[Start of PROVIDED TEXT]
Heaven
Frustrated by her attempts to bring a drug trafficker to justice through the Italian police, widowed English teacher Philippa Placard (Cate Blanchett, "Bandits") gets radical and plants a bomb in the office which serves as a front for Vendice (Stefano Santospage). Things go horribly wrong and four innocent civilians, including two children, are killed while Vendice survives. Philippa learns of the tragedy during a police investigation and her anguish captures the heart of a young Carbinieri, Filippo (Giovanni Ribisi, "Boiler Room"). The lovestruck lieutenant successfully plots their escape, but from her hell, can Philippa attain "Heaven?"
[End of PROVIDED TEXT]
[Start of INFORMATION SUPPLIED]
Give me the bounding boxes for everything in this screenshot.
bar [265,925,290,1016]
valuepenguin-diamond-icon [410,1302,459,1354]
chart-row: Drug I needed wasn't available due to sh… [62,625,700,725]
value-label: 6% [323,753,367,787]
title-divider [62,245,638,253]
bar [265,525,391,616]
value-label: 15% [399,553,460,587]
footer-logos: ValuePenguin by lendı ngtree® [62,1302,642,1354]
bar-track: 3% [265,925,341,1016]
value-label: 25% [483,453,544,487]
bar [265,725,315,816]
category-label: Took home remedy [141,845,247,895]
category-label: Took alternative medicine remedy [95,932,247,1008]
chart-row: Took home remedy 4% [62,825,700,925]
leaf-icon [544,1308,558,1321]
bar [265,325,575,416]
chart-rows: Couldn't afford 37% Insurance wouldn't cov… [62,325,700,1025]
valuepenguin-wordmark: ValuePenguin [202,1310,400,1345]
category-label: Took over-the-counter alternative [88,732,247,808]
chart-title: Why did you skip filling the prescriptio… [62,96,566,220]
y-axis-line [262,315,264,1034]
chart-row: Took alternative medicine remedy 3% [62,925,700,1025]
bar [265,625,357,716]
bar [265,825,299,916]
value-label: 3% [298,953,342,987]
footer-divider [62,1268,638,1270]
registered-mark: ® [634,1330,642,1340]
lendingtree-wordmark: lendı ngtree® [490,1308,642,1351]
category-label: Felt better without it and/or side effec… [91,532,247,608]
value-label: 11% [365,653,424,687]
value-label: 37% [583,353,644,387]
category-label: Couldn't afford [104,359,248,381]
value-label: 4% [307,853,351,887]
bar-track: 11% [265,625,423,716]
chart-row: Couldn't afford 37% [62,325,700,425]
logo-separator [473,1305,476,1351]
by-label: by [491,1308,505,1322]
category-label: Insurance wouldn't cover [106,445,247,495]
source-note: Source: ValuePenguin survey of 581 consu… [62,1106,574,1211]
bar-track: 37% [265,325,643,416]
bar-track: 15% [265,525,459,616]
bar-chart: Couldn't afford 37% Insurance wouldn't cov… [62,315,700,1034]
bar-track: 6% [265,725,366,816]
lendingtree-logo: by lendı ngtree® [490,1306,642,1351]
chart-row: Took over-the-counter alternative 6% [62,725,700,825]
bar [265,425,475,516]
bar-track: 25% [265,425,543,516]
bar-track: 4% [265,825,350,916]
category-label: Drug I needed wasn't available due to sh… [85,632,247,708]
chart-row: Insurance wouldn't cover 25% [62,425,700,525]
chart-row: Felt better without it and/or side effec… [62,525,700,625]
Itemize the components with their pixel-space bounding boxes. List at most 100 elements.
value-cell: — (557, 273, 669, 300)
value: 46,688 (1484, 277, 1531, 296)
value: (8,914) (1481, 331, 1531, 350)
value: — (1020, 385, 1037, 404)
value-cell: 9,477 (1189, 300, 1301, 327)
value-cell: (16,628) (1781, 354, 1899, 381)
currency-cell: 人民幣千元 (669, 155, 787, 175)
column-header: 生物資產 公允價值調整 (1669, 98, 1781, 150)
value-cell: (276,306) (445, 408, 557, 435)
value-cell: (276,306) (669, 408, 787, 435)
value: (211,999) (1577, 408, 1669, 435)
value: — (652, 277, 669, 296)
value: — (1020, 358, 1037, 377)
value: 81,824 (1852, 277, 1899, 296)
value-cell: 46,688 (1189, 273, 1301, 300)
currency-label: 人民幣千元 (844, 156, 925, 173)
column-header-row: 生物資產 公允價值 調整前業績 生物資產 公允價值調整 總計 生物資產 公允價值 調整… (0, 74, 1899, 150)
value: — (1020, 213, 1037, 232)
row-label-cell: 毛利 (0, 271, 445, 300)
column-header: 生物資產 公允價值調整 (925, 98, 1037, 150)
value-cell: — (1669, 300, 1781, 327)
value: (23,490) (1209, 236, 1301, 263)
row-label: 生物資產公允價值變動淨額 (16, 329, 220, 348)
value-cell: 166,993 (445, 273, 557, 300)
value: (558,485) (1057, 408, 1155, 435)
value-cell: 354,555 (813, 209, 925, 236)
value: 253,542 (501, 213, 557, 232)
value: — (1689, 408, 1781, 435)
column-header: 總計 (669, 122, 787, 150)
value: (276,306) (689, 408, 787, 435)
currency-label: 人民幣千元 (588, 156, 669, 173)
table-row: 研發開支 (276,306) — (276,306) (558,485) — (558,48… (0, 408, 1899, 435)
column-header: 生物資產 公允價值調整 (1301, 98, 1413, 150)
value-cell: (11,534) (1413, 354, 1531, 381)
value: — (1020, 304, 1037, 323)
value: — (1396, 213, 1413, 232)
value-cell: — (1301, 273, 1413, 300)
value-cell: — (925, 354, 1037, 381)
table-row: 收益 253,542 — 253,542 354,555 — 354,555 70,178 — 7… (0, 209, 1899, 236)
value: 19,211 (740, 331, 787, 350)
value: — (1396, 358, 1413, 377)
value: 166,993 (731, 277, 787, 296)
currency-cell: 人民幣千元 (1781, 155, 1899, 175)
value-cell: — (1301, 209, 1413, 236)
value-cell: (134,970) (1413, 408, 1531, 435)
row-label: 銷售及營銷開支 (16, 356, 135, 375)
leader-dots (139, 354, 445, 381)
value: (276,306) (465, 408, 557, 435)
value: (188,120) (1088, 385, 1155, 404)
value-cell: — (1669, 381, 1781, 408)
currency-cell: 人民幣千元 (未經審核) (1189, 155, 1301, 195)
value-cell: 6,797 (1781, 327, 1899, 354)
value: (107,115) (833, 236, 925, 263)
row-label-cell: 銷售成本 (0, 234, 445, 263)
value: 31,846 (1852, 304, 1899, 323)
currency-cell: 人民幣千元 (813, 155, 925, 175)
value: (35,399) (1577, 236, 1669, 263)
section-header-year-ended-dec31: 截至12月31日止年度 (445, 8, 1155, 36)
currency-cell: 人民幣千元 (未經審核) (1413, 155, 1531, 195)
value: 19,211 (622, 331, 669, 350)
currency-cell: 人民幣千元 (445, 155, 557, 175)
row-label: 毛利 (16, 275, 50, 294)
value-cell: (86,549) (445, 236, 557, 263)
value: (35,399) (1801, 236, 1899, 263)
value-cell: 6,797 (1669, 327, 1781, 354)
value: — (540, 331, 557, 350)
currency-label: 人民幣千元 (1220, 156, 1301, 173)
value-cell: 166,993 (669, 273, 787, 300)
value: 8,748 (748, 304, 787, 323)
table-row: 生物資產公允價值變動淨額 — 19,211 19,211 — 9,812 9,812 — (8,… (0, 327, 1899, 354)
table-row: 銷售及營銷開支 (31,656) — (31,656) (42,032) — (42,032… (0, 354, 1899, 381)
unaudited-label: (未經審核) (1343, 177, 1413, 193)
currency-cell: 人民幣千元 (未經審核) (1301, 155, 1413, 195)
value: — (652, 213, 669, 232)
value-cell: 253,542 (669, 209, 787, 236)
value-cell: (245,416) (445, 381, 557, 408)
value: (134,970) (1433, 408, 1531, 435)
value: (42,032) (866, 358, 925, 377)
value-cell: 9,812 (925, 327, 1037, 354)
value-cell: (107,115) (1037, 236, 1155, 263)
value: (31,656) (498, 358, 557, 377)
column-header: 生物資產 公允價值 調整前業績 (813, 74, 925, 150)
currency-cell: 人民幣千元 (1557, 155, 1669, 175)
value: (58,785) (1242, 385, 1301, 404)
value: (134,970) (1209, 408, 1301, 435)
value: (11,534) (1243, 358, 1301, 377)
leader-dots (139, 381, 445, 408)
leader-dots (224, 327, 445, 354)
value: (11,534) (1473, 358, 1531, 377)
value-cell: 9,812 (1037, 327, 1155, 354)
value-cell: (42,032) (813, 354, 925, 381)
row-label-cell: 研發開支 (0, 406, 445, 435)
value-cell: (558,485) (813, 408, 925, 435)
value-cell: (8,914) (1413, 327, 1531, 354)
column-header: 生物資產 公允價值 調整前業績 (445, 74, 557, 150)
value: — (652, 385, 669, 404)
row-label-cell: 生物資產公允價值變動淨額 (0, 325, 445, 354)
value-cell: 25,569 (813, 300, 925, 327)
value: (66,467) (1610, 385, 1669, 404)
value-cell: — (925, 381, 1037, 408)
[End of INFORMATION SUPPLIED]
STATED TASK 1 ->
In the records, starting at the first line and ending at the line containing "bar [265,525,391,616]", swap "bounding boxes" for "coordinates" and write those lines out again with nothing else changed.
STATED TASK 2 ->
Pick up the synopsis of the film Heaven after its last sentence and keep writing.

EXERCISE RESPONSE 1 ->
Give me the coordinates for everything in this screenshot.
bar [265,925,290,1016]
valuepenguin-diamond-icon [410,1302,459,1354]
chart-row: Drug I needed wasn't available due to sh… [62,625,700,725]
value-label: 6% [323,753,367,787]
title-divider [62,245,638,253]
bar [265,525,391,616]

EXERCISE RESPONSE 2 ->
Laura's Review: B-
German director Tom Tykwer has explored fate and chance in his films "Run, Lola, Run" and "The Princess and the Warrior," falling far short of the works of the late, great Polish director Krzysztof Kieslowski. Working from a script by the master himself (and Kieslowski's writing partner Krzysztof Piesiewicz), Tykwer stifles his more obvious, showy tendencies and the restraint proves a good thing. Unfortunately, the film doesn't sustain its initial promise with a jarring, new-agey tone creeping into the second half.
The film begins with Filippo and an instructor speaking over helicopter flight training animation. 'You can't keep flying higher,' warns the instructor. 'How high can I fly?' asks Filippo, as the camera pans up into a blue video sky.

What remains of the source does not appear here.